Task inputs
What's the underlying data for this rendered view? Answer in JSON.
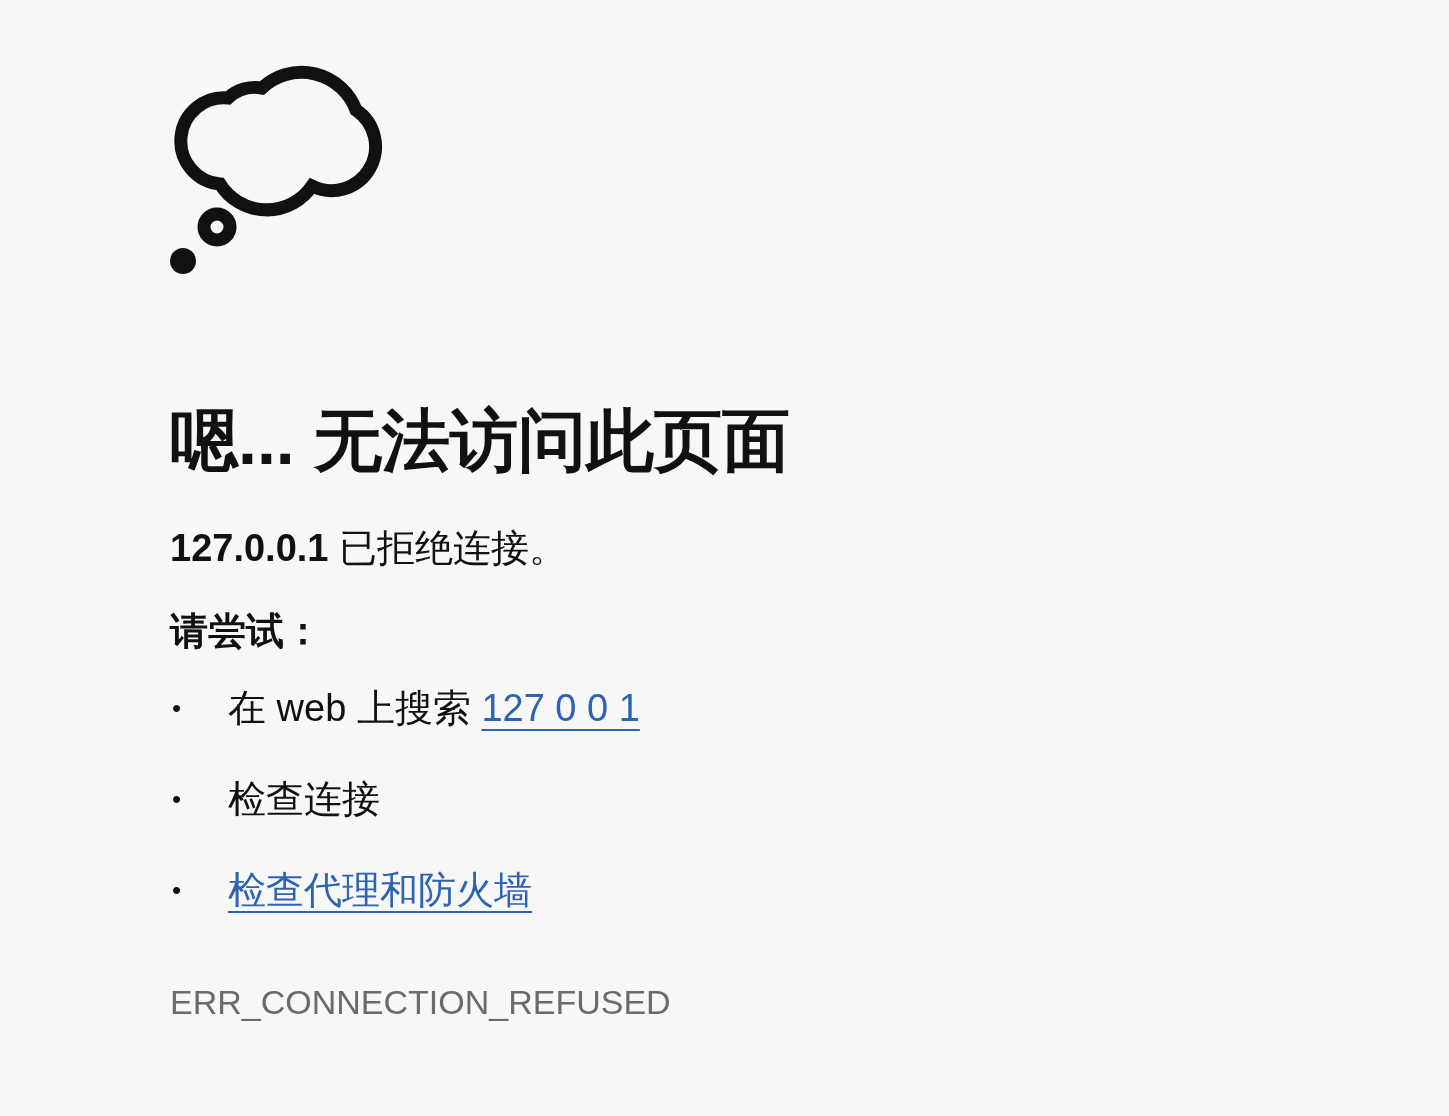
{
  "heading": "嗯... 无法访问此页面",
  "message": "**127.0.0.1** 已拒绝连接。",
  "suggestions_label": "请尝试：",
  "suggestions": [
    {
      "kind": "text_link",
      "bullet": "•",
      "text": "在 web 上搜索 ",
      "link": "127 0 0 1"
    },
    {
      "kind": "text",
      "bullet": "•",
      "text": "检查连接"
    },
    {
      "kind": "link",
      "bullet": "•",
      "link": "检查代理和防火墙"
    }
  ],
  "error_code": "ERR_CONNECTION_REFUSED"
}
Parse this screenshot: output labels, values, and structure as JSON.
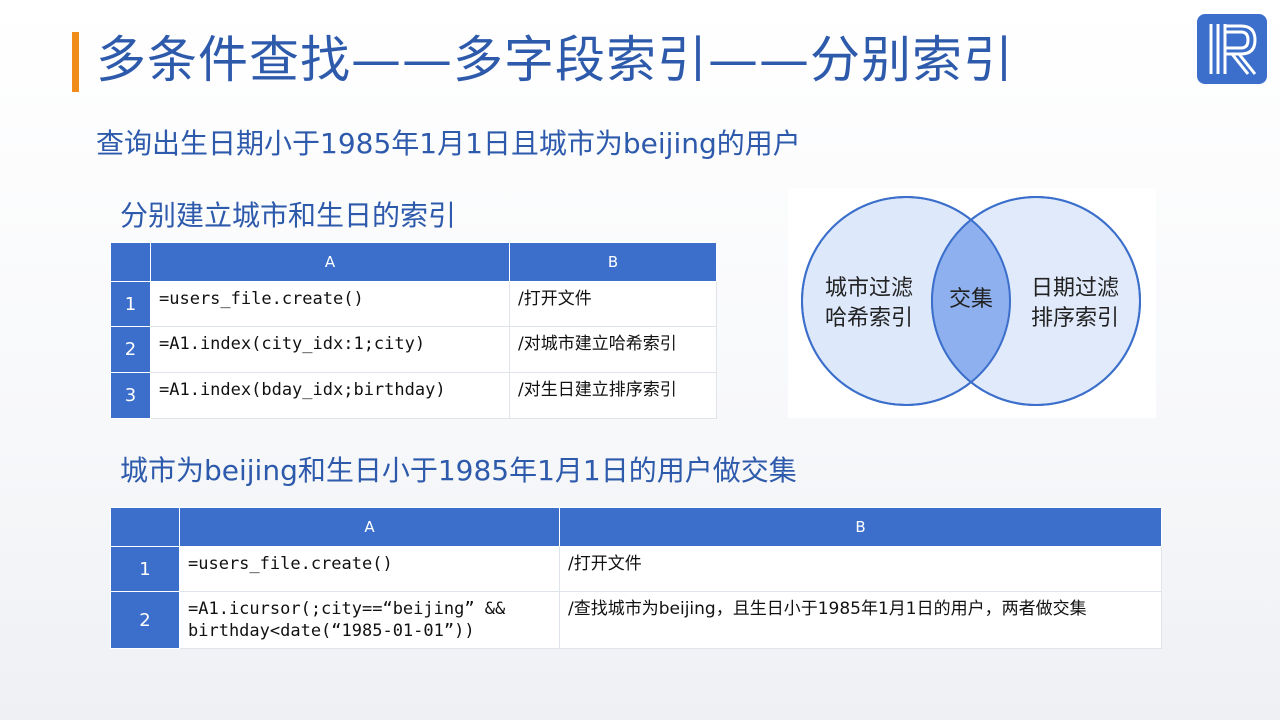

Required task
Retype all of the entries exactly as written, leaving out any images.

Completed exercise
What's the underlying data for this rendered view? Answer in JSON.
{
  "heading": "嗯... 无法访问此页面",
  "message": "**127.0.0.1** 已拒绝连接。",
  "suggestions_label": "请尝试：",
  "suggestions": [
    {
      "kind": "text_link",
      "bullet": "•",
      "text": "在 web 上搜索 ",
      "link": "127 0 0 1"
    },
    {
      "kind": "text",
      "bullet": "•",
      "text": "检查连接"
    },
    {
      "kind": "link",
      "bullet": "•",
      "link": "检查代理和防火墙"
    }
  ],
  "error_code": "ERR_CONNECTION_REFUSED"
}
Parse this screenshot: output labels, values, and structure as JSON.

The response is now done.